Description of the task:
Every record must be repeated exactly; omit any pictures they contain.

Records to use:
┄┄┄┄┄┄

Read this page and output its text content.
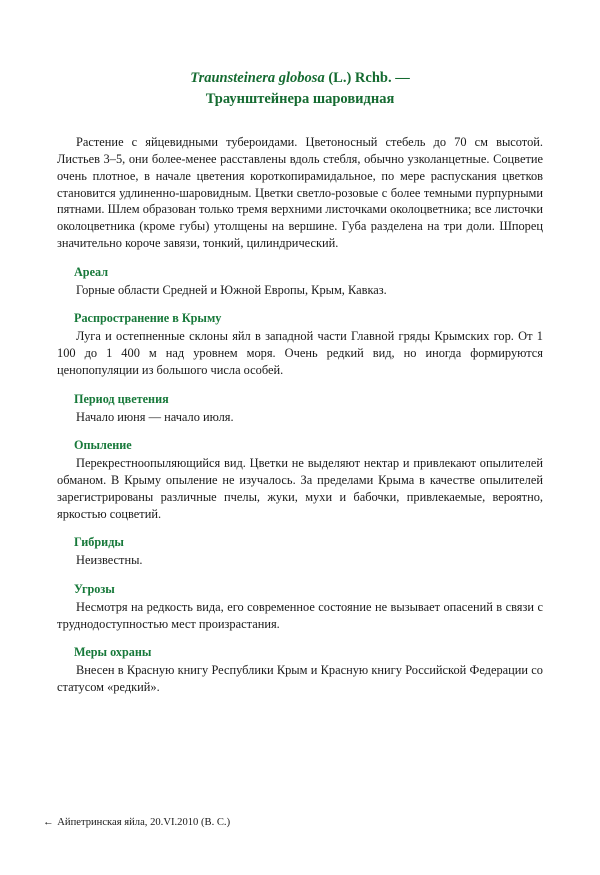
Traunsteinera globosa (L.) Rchb. —
Траунштейнера шаровидная

Растение с яйцевидными тубероидами. Цветоносный стебель до 70 см высотой. Листьев 3–5, они более-менее расставлены вдоль стебля, обычно узколанцетные. Соцветие очень плотное, в начале цветения короткопирамидальное, по мере распускания цветков становится удлиненно-шаровидным. Цветки светло-розовые с более темными пурпурными пятнами. Шлем образован только тремя верхними листочками околоцветника; все листочки околоцветника (кроме губы) утолщены на вершине. Губа разделена на три доли. Шпорец значительно короче завязи, тонкий, цилиндрический.

Ареал
Горные области Средней и Южной Европы, Крым, Кавказ.
Распространение в Крыму
Луга и остепненные склоны яйл в западной части Главной гряды Крымских гор. От 1 100 до 1 400 м над уровнем моря. Очень редкий вид, но иногда формируются ценопопуляции из большого числа особей.
Период цветения
Начало июня — начало июля.
Опыление
Перекрестноопыляющийся вид. Цветки не выделяют нектар и привлекают опылителей обманом. В Крыму опыление не изучалось. За пределами Крыма в качестве опылителей зарегистрированы различные пчелы, жуки, мухи и бабочки, привлекаемые, вероятно, яркостью соцветий.
Гибриды
Неизвестны.
Угрозы
Несмотря на редкость вида, его современное состояние не вызывает опасений в связи с труднодоступностью мест произрастания.
Меры охраны
Внесен в Красную книгу Республики Крым и Красную книгу Российской Федерации со статусом «редкий».
← Айпетринская яйла, 20.VI.2010 (В. С.)
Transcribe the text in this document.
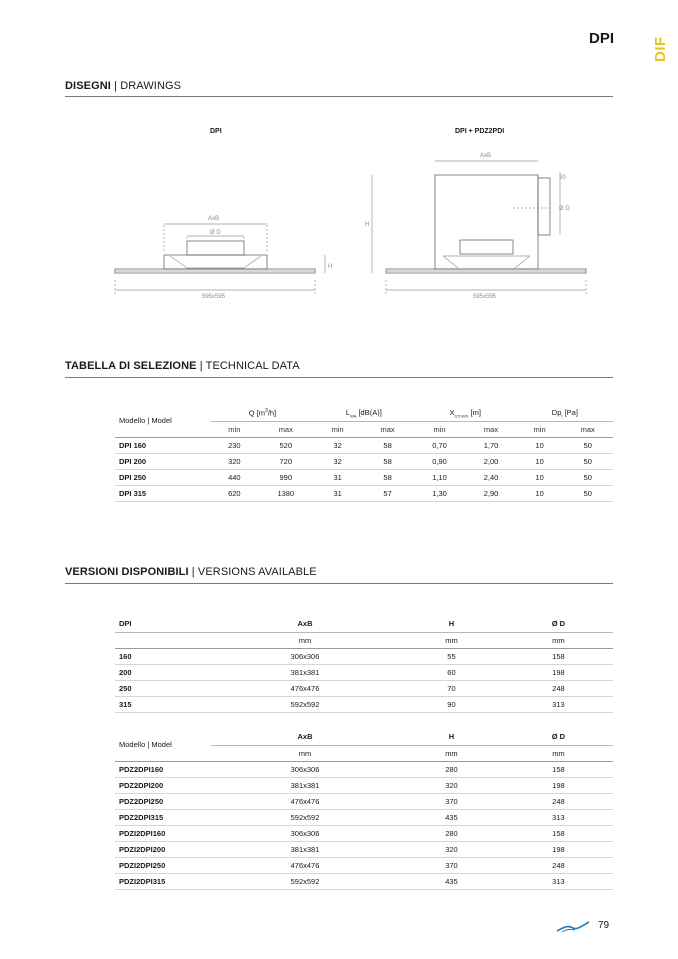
DPI	DIF
DISEGNI | DRAWINGS
DPI	DPI + PDZ2PDI
AxB
Ø D
H
595x595
AxB
20
Ø D
H
595x595
TABELLA DI SELEZIONE | TECHNICAL DATA
Modello | Model	Q $[m^3/h]$		$L_{WA}$ [dB(A)]		$X_{0,5 M/S}$ [m]		$Dp_t$ [Pa]	
	min	max	min	max	min	max	min	max
DPI 160	230	520	32	58	0,70	1,70	10	50
DPI 200	320	720	32	58	0,90	2,00	10	50
DPI 250	440	990	31	58	1,10	2,40	10	50
DPI 315	620	1380	31	57	1,30	2,90	10	50
VERSIONI DISPONIBILI | VERSIONS AVAILABLE
DPI	AxB	H	Ø D
	mm	mm	mm
160	306x306	55	158
200	381x381	60	198
250	476x476	70	248
315	592x592	90	313
Modello | Model	AxB	H	Ø D
	mm	mm	mm
PDZ2DPI160	306x306	280	158
PDZ2DPI200	381x381	320	198
PDZ2DPI250	476x476	370	248
PDZ2DPI315	592x592	435	313
PDZI2DPI160	306x306	280	158
PDZI2DPI200	381x381	320	198
PDZI2DPI250	476x476	370	248
PDZI2DPI315	592x592	435	313
79
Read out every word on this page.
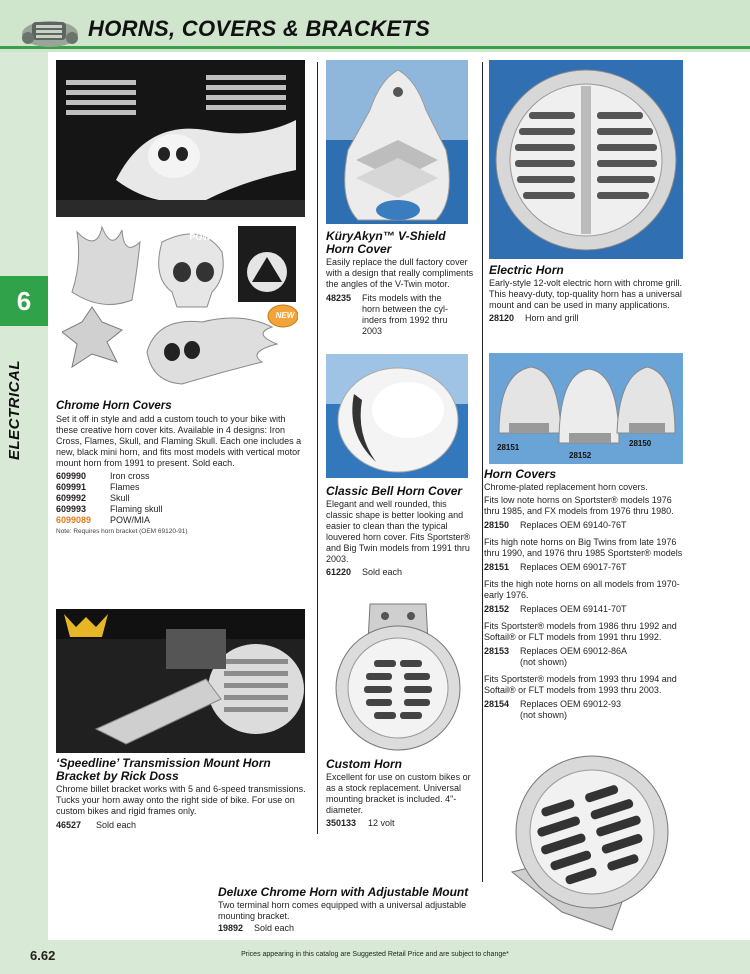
HORNS, COVERS & BRACKETS
6
ELECTRICAL
POW•MIA
NEW
Chrome Horn Covers

Set it off in style and add a custom touch to your bike with these creative horn cover kits. Available in 4 designs: Iron Cross, Flames, Skull, and Flaming Skull. Each one includes a new, black mini horn, and fits most models with vertical motor mount horn from 1991 to present. Sold each.

609990	Iron cross
609991	Flames
609992	Skull
609993	Flaming skull
6099089	POW/MIA
Note: Requires horn bracket (OEM 69120-91)
‘Speedline’ Transmission Mount Horn
Bracket by Rick Doss

Chrome billet bracket works with 5 and 6-speed transmissions. Tucks your horn away onto the right side of bike. For use on custom bikes and rigid frames only.

46527	Sold each
KüryAkyn™ V-Shield
Horn Cover

Easily replace the dull factory cover with a design that really compliments the angles of the V-Twin motor.

48235	Fits models with the
horn between the cyl-
inders from 1992 thru
2003
Classic Bell Horn Cover

Elegant and well rounded, this classic shape is better looking and easier to clean than the typical louvered horn cover. Fits Sportster® and Big Twin models from 1991 thru 2003.

61220	Sold each
Custom Horn

Excellent for use on custom bikes or as a stock replacement. Universal mounting bracket is included. 4"-diameter.

350133	12 volt
Deluxe Chrome Horn with Adjustable Mount

Two terminal horn comes equipped with a universal adjustable mounting bracket.

19892	Sold each
Electric Horn

Early-style 12-volt electric horn with chrome grill. This heavy-duty, top-quality horn has a universal mount and can be used in many applications.

28120	Horn and grill
28151
28152
28150
Horn Covers

Chrome-plated replacement horn covers.

Fits low note horns on Sportster® models 1976 thru 1985, and FX models from 1976 thru 1980.

28150	Replaces OEM 69140-76T

Fits high note horns on Big Twins from late 1976 thru 1990, and 1976 thru 1985 Sportster® models

28151	Replaces OEM 69017-76T

Fits the high note horns on all models from 1970-early 1976.

28152	Replaces OEM 69141-70T

Fits Sportster® models from 1986 thru 1992 and Softail® or FLT models from 1991 thru 1992.

28153	Replaces OEM 69012-86A
(not shown)

Fits Sportster® models from 1993 thru 1994 and Softail® or FLT models from 1993 thru 2003.

28154	Replaces OEM 69012-93
(not shown)
6.62	Prices appearing in this catalog are Suggested Retail Price and are subject to change*
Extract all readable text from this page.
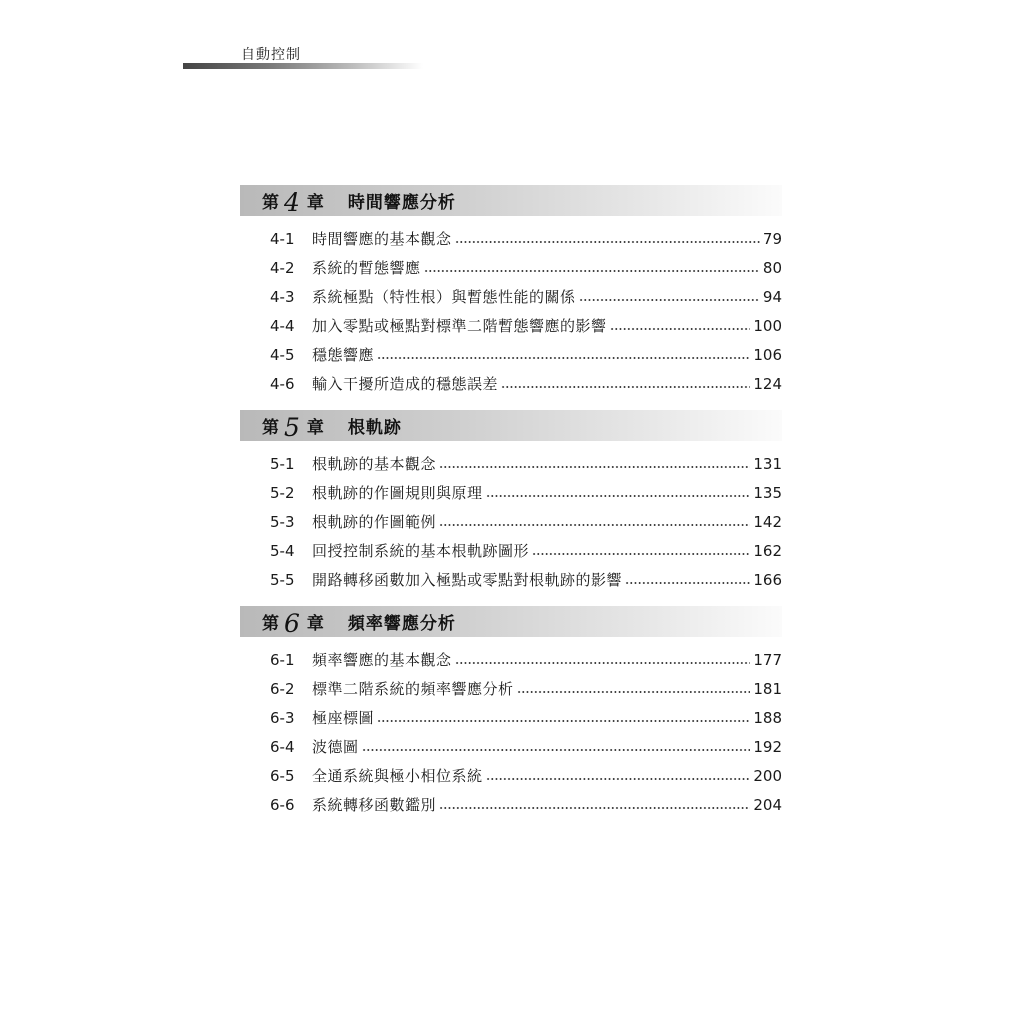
自動控制
第 4 章 時間響應分析
4-1	時間響應的基本觀念	79
4-2	系統的暫態響應	80
4-3	系統極點（特性根）與暫態性能的關係	94
4-4	加入零點或極點對標準二階暫態響應的影響	100
4-5	穩態響應	106
4-6	輸入干擾所造成的穩態誤差	124
第 5 章 根軌跡
5-1	根軌跡的基本觀念	131
5-2	根軌跡的作圖規則與原理	135
5-3	根軌跡的作圖範例	142
5-4	回授控制系統的基本根軌跡圖形	162
5-5	開路轉移函數加入極點或零點對根軌跡的影響	166
第 6 章 頻率響應分析
6-1	頻率響應的基本觀念	177
6-2	標準二階系統的頻率響應分析	181
6-3	極座標圖	188
6-4	波德圖	192
6-5	全通系統與極小相位系統	200
6-6	系統轉移函數鑑別	204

┄┄┄┄┄┄

Correct answer:
Read this page and output its text content.
Traunsteinera globosa (L.) Rchb. —
Траунштейнера шаровидная

Растение с яйцевидными тубероидами. Цветоносный стебель до 70 см высотой. Листьев 3–5, они более-менее расставлены вдоль стебля, обычно узколанцетные. Соцветие очень плотное, в начале цветения короткопирамидальное, по мере распускания цветков становится удлиненно-шаровидным. Цветки светло-розовые с более темными пурпурными пятнами. Шлем образован только тремя верхними листочками околоцветника; все листочки околоцветника (кроме губы) утолщены на вершине. Губа разделена на три доли. Шпорец значительно короче завязи, тонкий, цилиндрический.

Ареал
Горные области Средней и Южной Европы, Крым, Кавказ.
Распространение в Крыму
Луга и остепненные склоны яйл в западной части Главной гряды Крымских гор. От 1 100 до 1 400 м над уровнем моря. Очень редкий вид, но иногда формируются ценопопуляции из большого числа особей.
Период цветения
Начало июня — начало июля.
Опыление
Перекрестноопыляющийся вид. Цветки не выделяют нектар и привлекают опылителей обманом. В Крыму опыление не изучалось. За пределами Крыма в качестве опылителей зарегистрированы различные пчелы, жуки, мухи и бабочки, привлекаемые, вероятно, яркостью соцветий.
Гибриды
Неизвестны.
Угрозы
Несмотря на редкость вида, его современное состояние не вызывает опасений в связи с труднодоступностью мест произрастания.
Меры охраны
Внесен в Красную книгу Республики Крым и Красную книгу Российской Федерации со статусом «редкий».
← Айпетринская яйла, 20.VI.2010 (В. С.)
Transcribe the text in this document.
DPI	DIF
DISEGNI | DRAWINGS
DPI	DPI + PDZ2PDI
AxB
Ø D
H
595x595
AxB
20
Ø D
H
595x595
TABELLA DI SELEZIONE | TECHNICAL DATA
Modello | Model	Q $[m^3/h]$		$L_{WA}$ [dB(A)]		$X_{0,5 M/S}$ [m]		$Dp_t$ [Pa]	
	min	max	min	max	min	max	min	max
DPI 160	230	520	32	58	0,70	1,70	10	50
DPI 200	320	720	32	58	0,90	2,00	10	50
DPI 250	440	990	31	58	1,10	2,40	10	50
DPI 315	620	1380	31	57	1,30	2,90	10	50
VERSIONI DISPONIBILI | VERSIONS AVAILABLE
DPI	AxB	H	Ø D
	mm	mm	mm
160	306x306	55	158
200	381x381	60	198
250	476x476	70	248
315	592x592	90	313
Modello | Model	AxB	H	Ø D
	mm	mm	mm
PDZ2DPI160	306x306	280	158
PDZ2DPI200	381x381	320	198
PDZ2DPI250	476x476	370	248
PDZ2DPI315	592x592	435	313
PDZI2DPI160	306x306	280	158
PDZI2DPI200	381x381	320	198
PDZI2DPI250	476x476	370	248
PDZI2DPI315	592x592	435	313
79
Read out every word on this page.
HORNS, COVERS & BRACKETS
6
ELECTRICAL
POW•MIA
NEW
Chrome Horn Covers

Set it off in style and add a custom touch to your bike with these creative horn cover kits. Available in 4 designs: Iron Cross, Flames, Skull, and Flaming Skull. Each one includes a new, black mini horn, and fits most models with vertical motor mount horn from 1991 to present. Sold each.

609990	Iron cross
609991	Flames
609992	Skull
609993	Flaming skull
6099089	POW/MIA
Note: Requires horn bracket (OEM 69120-91)
‘Speedline’ Transmission Mount Horn
Bracket by Rick Doss

Chrome billet bracket works with 5 and 6-speed transmissions. Tucks your horn away onto the right side of bike. For use on custom bikes and rigid frames only.

46527	Sold each
KüryAkyn™ V-Shield
Horn Cover

Easily replace the dull factory cover with a design that really compliments the angles of the V-Twin motor.

48235	Fits models with the
horn between the cyl-
inders from 1992 thru
2003
Classic Bell Horn Cover

Elegant and well rounded, this classic shape is better looking and easier to clean than the typical louvered horn cover. Fits Sportster® and Big Twin models from 1991 thru 2003.

61220	Sold each
Custom Horn

Excellent for use on custom bikes or as a stock replacement. Universal mounting bracket is included. 4"-diameter.

350133	12 volt
Deluxe Chrome Horn with Adjustable Mount

Two terminal horn comes equipped with a universal adjustable mounting bracket.

19892	Sold each
Electric Horn

Early-style 12-volt electric horn with chrome grill. This heavy-duty, top-quality horn has a universal mount and can be used in many applications.

28120	Horn and grill
28151
28152
28150
Horn Covers

Chrome-plated replacement horn covers.

Fits low note horns on Sportster® models 1976 thru 1985, and FX models from 1976 thru 1980.

28150	Replaces OEM 69140-76T

Fits high note horns on Big Twins from late 1976 thru 1990, and 1976 thru 1985 Sportster® models

28151	Replaces OEM 69017-76T

Fits the high note horns on all models from 1970-early 1976.

28152	Replaces OEM 69141-70T

Fits Sportster® models from 1986 thru 1992 and Softail® or FLT models from 1991 thru 1992.

28153	Replaces OEM 69012-86A
(not shown)

Fits Sportster® models from 1993 thru 1994 and Softail® or FLT models from 1993 thru 2003.

28154	Replaces OEM 69012-93
(not shown)
6.62	Prices appearing in this catalog are Suggested Retail Price and are subject to change*
Extract all readable text from this page.
自動控制
第 4 章 時間響應分析
4-1	時間響應的基本觀念	79
4-2	系統的暫態響應	80
4-3	系統極點（特性根）與暫態性能的關係	94
4-4	加入零點或極點對標準二階暫態響應的影響	100
4-5	穩態響應	106
4-6	輸入干擾所造成的穩態誤差	124
第 5 章 根軌跡
5-1	根軌跡的基本觀念	131
5-2	根軌跡的作圖規則與原理	135
5-3	根軌跡的作圖範例	142
5-4	回授控制系統的基本根軌跡圖形	162
5-5	開路轉移函數加入極點或零點對根軌跡的影響	166
第 6 章 頻率響應分析
6-1	頻率響應的基本觀念	177
6-2	標準二階系統的頻率響應分析	181
6-3	極座標圖	188
6-4	波德圖	192
6-5	全通系統與極小相位系統	200
6-6	系統轉移函數鑑別	204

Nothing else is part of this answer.